QUOTED TEXT:
------------------------------------
# ping on mute



## Emp9 (Apr 9, 2015)

while in the back ground , or while on bluetooth and say my sat radio is on. any work arounds. i have missed pings here and there.


----------



## TimFromMA (Mar 4, 2015)

Make sure the driver app is in the foreground.


----------



## UBERxGc (Feb 8, 2015)

Yep, something is wrong with the app! So annoying.


----------



## Christuber (Dec 8, 2014)

I'm having the same issue now off and on for 2 weeks. It doesn't matter if the app is in the background, the foreground or on the playground. I get no audible ping and no audible GPS directions. It makes waiting for a ping a lot more stressful when you are reduced to relying on your eyes only.


----------



## stt (Aug 24, 2014)

You will need to disconnect the phone as a bluetooth audio player. The audio is going to the car. Either that, or switch to bluetooth audio mode while waiting for pings and to hear the directions to the destination.


----------



## TeleSki (Dec 4, 2014)

I'm having the same problem with my I-Phone 6. I usually run Uber and Lyft at the same time. I've missed several Lyft rides bc I don't see and/or hear the notification in time with Lyft. I don't usually get the "blue circle" ping with Uber, only a text box. I received audible pings just fine on my Galaxy S3. Frickin I-phones.
------------------------------------
RECORDED DATA:
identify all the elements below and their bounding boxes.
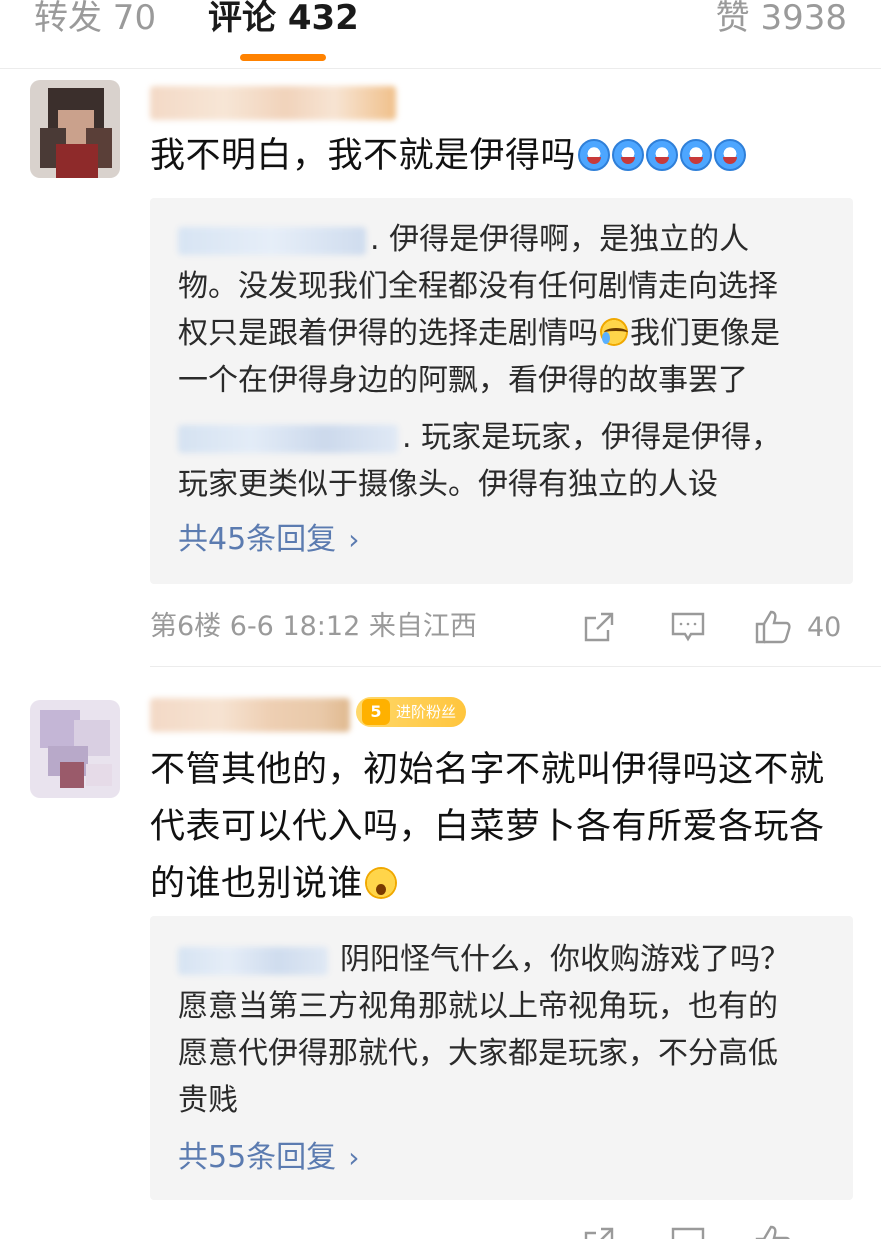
------------------------------------
TO-DO LIST:
1. From the thread on muted pings, reproduce the stretch from "You will need" through "(Dec 4, 2014)" word for word.
2. Name every username that heads a post in the thread on muted pings.
The listing has no connection to the thread on muted pings.

ANSWER SET:
1.
You will need to disconnect the phone as a bluetooth audio player. The audio is going to the car. Either that, or switch to bluetooth audio mode while waiting for pings and to hear the directions to the destination.


----------



## TeleSki (Dec 4, 2014)

2.
Emp9
TimFromMA
UBERxGc
Christuber
stt
TeleSki